*Problem to solve*
Copy the records below exactly, omitting any pictures they contain.

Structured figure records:
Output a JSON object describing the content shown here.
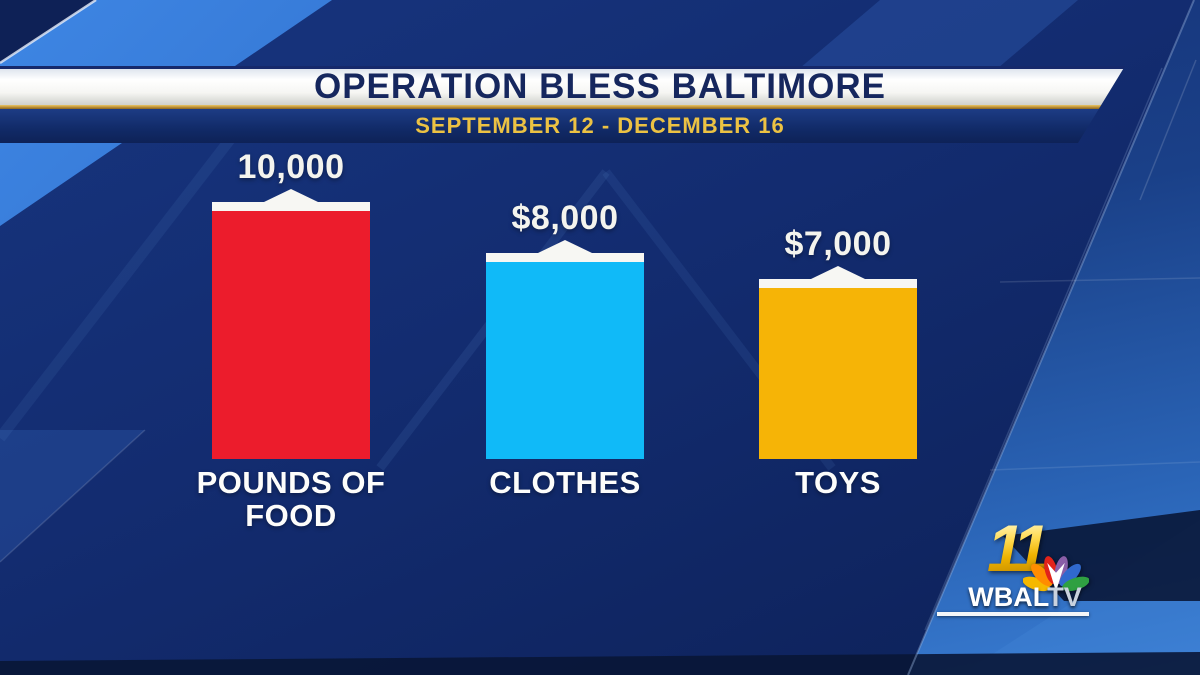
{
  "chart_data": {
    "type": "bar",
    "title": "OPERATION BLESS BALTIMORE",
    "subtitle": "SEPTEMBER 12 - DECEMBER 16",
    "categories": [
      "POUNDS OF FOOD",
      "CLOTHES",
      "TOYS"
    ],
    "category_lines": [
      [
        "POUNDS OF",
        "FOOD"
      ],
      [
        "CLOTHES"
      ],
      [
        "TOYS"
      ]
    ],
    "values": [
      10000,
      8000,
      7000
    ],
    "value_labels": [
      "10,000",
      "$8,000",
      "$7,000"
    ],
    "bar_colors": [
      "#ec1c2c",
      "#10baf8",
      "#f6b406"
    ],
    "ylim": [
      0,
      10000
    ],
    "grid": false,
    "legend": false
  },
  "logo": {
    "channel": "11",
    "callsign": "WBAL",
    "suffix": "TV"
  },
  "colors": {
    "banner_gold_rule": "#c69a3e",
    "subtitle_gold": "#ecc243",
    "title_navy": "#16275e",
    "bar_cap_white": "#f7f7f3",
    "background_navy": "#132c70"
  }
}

*Response to the exercise*
Output a JSON object describing the content shown here.
{
  "chart_data": {
    "type": "bar",
    "title": "OPERATION BLESS BALTIMORE",
    "subtitle": "SEPTEMBER 12 - DECEMBER 16",
    "categories": [
      "POUNDS OF FOOD",
      "CLOTHES",
      "TOYS"
    ],
    "category_lines": [
      [
        "POUNDS OF",
        "FOOD"
      ],
      [
        "CLOTHES"
      ],
      [
        "TOYS"
      ]
    ],
    "values": [
      10000,
      8000,
      7000
    ],
    "value_labels": [
      "10,000",
      "$8,000",
      "$7,000"
    ],
    "bar_colors": [
      "#ec1c2c",
      "#10baf8",
      "#f6b406"
    ],
    "ylim": [
      0,
      10000
    ],
    "grid": false,
    "legend": false
  },
  "logo": {
    "channel": "11",
    "callsign": "WBAL",
    "suffix": "TV"
  },
  "colors": {
    "banner_gold_rule": "#c69a3e",
    "subtitle_gold": "#ecc243",
    "title_navy": "#16275e",
    "bar_cap_white": "#f7f7f3",
    "background_navy": "#132c70"
  }
}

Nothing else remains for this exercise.